§ **Problem to solve**
Of the lines listed below, how many contain the string "baja"? Answer with the number alone.
┌─ Record list
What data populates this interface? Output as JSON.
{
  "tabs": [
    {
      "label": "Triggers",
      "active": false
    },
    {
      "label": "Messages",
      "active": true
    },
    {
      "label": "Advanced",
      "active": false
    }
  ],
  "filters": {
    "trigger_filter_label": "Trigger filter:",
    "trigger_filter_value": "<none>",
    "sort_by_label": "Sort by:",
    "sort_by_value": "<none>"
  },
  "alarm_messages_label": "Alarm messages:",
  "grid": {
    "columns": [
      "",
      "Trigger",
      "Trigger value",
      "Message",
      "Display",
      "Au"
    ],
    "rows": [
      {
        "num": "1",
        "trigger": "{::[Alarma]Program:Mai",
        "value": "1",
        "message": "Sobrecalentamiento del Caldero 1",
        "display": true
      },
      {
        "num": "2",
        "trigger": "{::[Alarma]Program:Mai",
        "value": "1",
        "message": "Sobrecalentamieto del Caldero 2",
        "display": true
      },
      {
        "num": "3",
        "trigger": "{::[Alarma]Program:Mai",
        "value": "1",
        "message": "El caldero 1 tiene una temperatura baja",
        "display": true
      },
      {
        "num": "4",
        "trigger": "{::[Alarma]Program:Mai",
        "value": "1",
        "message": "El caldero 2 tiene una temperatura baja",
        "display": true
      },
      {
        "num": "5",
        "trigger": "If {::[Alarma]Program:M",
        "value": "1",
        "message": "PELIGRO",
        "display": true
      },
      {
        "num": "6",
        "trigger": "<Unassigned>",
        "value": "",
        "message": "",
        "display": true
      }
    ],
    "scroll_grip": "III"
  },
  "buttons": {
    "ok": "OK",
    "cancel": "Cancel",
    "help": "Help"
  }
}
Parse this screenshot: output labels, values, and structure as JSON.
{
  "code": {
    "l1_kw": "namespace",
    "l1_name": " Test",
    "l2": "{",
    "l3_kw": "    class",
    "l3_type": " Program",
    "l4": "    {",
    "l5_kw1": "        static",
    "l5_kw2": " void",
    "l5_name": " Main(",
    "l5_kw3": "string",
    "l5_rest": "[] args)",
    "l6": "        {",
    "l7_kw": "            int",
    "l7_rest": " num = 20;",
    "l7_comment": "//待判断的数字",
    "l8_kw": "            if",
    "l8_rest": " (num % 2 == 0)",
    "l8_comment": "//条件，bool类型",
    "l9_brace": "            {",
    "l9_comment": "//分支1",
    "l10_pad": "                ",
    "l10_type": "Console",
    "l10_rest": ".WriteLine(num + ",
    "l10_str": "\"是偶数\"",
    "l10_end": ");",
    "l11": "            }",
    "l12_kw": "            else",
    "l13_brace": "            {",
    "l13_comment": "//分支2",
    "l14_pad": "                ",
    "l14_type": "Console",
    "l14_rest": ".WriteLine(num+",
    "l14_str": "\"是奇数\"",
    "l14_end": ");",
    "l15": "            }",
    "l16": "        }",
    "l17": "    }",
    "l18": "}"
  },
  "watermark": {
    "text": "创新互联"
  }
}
└─
┌─ Record list
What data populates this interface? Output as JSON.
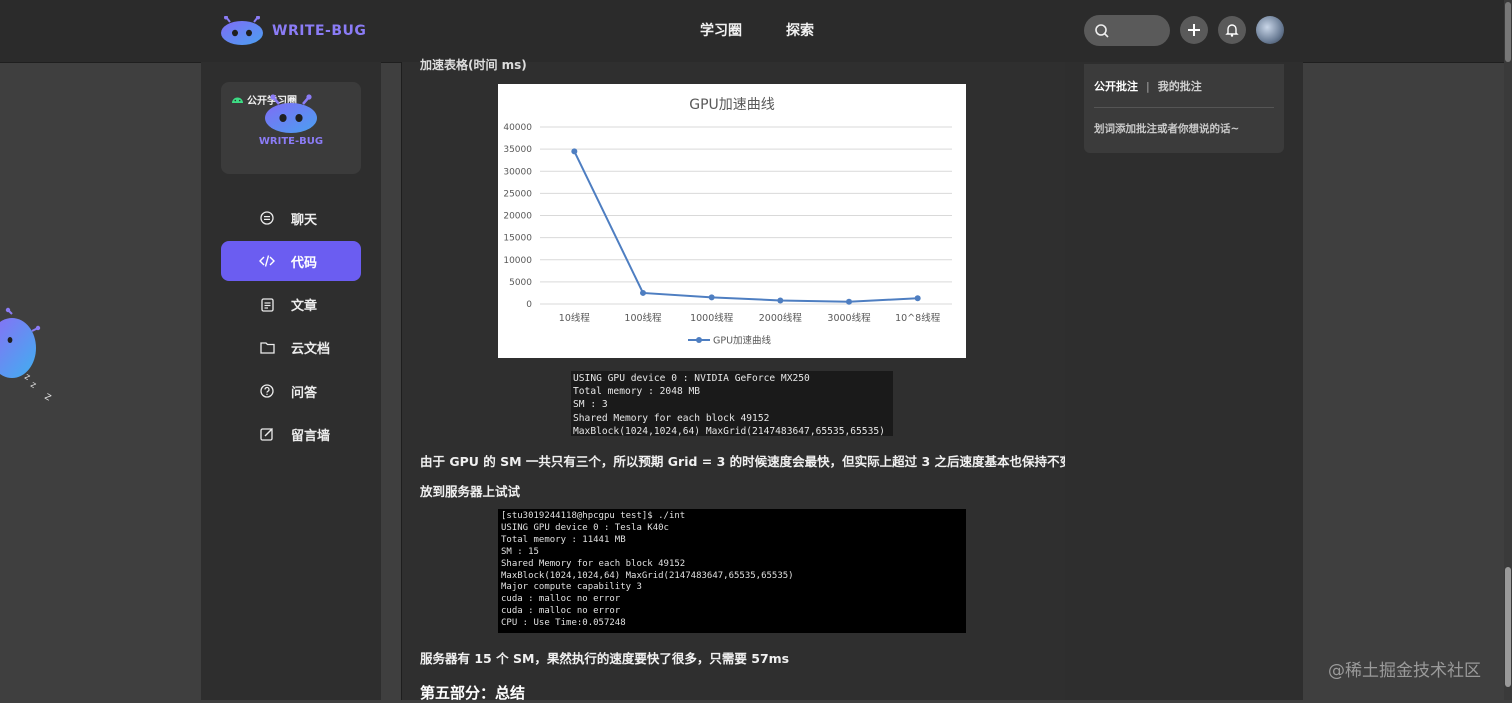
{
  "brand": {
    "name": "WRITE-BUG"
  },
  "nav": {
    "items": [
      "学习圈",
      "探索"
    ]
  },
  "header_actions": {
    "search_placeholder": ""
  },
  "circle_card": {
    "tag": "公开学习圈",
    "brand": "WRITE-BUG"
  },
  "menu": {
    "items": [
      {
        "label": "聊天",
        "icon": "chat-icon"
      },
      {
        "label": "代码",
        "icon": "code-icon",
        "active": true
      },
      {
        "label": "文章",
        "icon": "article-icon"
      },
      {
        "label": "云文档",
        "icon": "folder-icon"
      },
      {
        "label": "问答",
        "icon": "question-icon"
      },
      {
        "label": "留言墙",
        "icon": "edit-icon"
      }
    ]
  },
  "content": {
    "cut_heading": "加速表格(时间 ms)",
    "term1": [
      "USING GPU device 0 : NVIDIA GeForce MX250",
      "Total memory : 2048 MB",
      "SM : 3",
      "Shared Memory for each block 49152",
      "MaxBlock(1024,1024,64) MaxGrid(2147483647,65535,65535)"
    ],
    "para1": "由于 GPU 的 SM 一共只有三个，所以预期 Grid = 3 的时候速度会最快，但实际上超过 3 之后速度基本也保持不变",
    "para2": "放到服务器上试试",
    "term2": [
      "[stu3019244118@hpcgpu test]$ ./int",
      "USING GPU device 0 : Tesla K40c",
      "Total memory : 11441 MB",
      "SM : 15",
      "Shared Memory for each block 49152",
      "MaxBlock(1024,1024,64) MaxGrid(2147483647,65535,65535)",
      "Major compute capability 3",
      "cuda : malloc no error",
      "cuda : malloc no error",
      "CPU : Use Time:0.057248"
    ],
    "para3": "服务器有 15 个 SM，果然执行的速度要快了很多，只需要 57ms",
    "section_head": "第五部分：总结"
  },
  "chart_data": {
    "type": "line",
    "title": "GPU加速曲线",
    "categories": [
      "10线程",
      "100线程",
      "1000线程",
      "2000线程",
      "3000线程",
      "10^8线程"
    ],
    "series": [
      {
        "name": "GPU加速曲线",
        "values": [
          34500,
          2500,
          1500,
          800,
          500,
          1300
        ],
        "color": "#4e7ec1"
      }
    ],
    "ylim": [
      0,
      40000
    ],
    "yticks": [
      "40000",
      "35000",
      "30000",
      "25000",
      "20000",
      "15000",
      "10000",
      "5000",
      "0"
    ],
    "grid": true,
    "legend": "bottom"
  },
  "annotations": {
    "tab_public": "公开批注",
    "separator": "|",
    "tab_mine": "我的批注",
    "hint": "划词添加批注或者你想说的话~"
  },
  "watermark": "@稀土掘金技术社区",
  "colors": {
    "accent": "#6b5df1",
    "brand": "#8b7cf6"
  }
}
└─
┌─ Record list
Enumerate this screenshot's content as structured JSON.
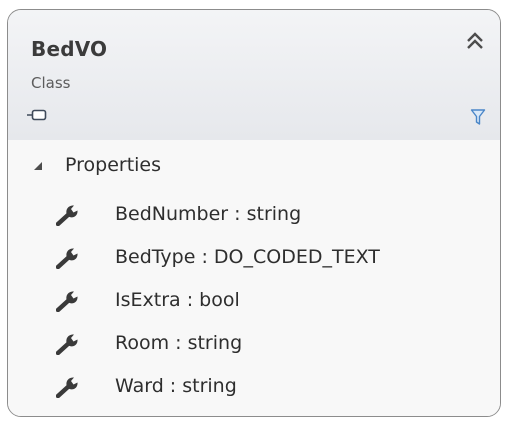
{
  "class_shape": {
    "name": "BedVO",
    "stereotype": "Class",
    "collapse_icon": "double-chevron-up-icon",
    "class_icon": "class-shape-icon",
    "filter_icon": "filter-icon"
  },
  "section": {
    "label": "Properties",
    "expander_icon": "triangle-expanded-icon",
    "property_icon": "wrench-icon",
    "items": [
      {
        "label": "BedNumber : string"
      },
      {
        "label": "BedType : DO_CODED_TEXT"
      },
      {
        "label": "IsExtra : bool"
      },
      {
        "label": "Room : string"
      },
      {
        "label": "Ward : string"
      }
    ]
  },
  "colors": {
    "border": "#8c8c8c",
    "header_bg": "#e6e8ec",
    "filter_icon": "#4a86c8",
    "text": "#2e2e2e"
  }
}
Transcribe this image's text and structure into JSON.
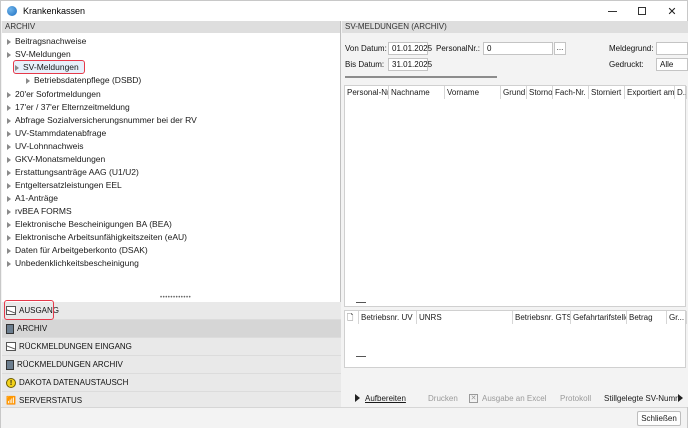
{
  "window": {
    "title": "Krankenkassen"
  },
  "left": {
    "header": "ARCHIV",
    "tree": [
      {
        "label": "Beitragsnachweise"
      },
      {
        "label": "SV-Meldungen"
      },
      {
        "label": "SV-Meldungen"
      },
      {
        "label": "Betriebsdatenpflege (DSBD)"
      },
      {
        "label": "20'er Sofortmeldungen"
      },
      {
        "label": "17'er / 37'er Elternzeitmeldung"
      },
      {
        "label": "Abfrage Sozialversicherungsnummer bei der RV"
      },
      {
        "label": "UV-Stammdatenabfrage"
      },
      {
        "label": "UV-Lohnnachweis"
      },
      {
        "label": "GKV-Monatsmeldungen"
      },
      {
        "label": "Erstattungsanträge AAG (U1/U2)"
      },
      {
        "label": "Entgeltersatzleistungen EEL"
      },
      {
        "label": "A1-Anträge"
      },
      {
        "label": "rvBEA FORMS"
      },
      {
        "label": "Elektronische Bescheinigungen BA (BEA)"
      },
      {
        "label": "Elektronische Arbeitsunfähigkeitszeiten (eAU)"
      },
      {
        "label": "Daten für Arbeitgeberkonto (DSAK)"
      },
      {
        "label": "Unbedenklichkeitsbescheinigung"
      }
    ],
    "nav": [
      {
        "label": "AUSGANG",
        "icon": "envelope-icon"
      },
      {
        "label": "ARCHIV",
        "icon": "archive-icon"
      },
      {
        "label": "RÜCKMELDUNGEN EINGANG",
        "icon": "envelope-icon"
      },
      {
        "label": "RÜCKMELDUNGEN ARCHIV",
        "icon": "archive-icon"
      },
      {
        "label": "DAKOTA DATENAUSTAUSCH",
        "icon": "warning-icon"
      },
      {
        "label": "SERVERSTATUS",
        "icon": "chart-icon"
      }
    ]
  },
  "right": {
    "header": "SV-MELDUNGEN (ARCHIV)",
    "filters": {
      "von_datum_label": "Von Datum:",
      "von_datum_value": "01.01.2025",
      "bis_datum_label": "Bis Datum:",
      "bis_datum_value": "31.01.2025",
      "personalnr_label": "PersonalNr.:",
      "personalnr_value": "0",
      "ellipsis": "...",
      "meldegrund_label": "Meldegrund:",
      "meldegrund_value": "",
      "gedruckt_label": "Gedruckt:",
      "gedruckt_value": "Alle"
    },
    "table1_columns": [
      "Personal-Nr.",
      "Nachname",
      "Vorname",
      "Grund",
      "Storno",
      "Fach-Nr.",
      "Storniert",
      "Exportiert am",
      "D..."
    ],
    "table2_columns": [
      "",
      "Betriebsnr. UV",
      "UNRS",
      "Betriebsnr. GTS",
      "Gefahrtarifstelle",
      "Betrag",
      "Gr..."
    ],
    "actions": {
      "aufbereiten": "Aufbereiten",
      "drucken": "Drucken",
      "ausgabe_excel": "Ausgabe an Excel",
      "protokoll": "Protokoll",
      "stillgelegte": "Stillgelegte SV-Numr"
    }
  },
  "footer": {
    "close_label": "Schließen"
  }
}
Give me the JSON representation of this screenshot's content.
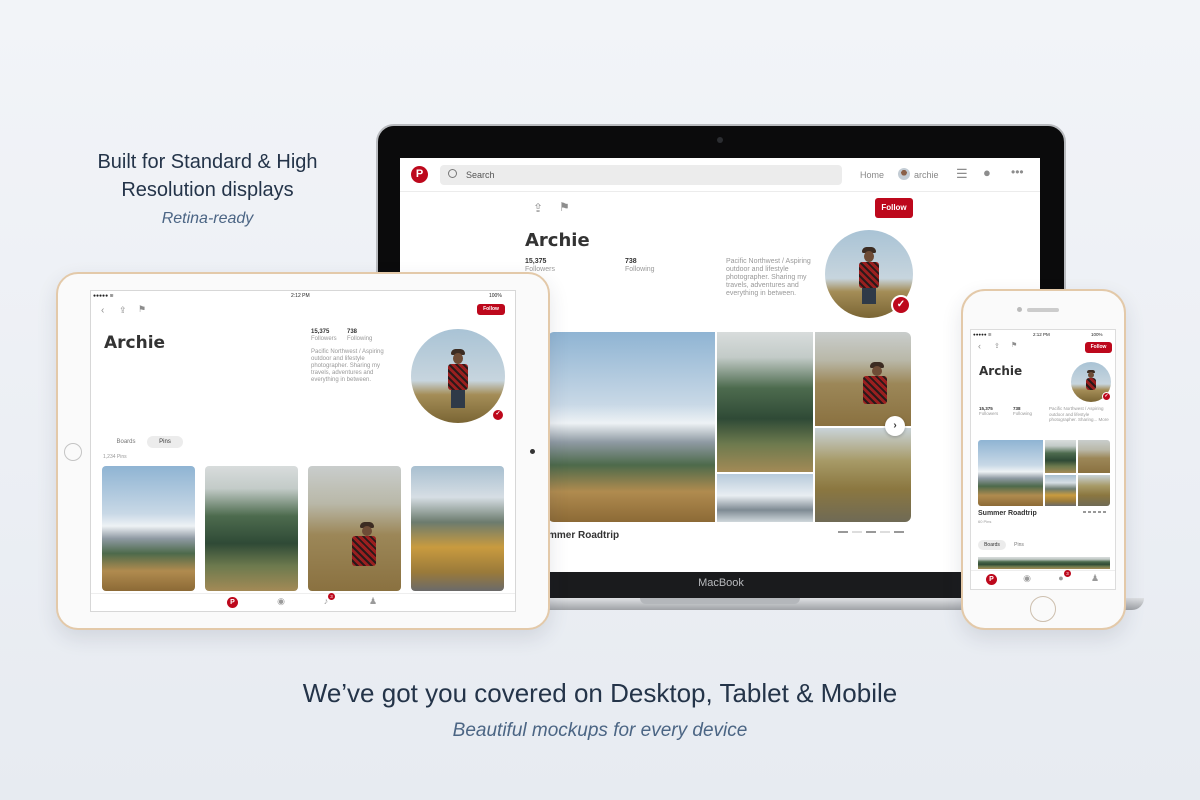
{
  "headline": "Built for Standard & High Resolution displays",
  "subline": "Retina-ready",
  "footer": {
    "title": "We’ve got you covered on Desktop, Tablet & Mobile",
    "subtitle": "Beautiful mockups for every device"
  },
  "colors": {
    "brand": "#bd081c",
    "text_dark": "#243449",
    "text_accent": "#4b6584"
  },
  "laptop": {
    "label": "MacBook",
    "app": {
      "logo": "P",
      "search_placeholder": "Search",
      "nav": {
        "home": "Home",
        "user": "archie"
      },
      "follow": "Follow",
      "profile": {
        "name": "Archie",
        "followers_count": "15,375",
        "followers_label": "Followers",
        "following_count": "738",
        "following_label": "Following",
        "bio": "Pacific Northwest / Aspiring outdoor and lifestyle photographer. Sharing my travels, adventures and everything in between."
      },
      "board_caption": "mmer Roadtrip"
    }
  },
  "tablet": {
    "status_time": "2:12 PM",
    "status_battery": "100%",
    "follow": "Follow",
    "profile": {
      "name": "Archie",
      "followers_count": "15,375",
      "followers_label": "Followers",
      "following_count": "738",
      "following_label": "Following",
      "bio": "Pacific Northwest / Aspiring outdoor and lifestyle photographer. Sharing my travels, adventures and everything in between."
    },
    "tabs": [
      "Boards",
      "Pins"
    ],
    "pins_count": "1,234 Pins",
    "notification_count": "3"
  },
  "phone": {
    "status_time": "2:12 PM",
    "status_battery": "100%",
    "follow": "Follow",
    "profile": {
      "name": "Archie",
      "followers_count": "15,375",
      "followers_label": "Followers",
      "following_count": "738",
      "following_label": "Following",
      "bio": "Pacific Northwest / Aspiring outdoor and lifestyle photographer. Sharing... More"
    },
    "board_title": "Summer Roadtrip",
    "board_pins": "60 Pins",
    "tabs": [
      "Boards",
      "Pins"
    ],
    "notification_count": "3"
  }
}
└─
§ **Response for this exercise**
2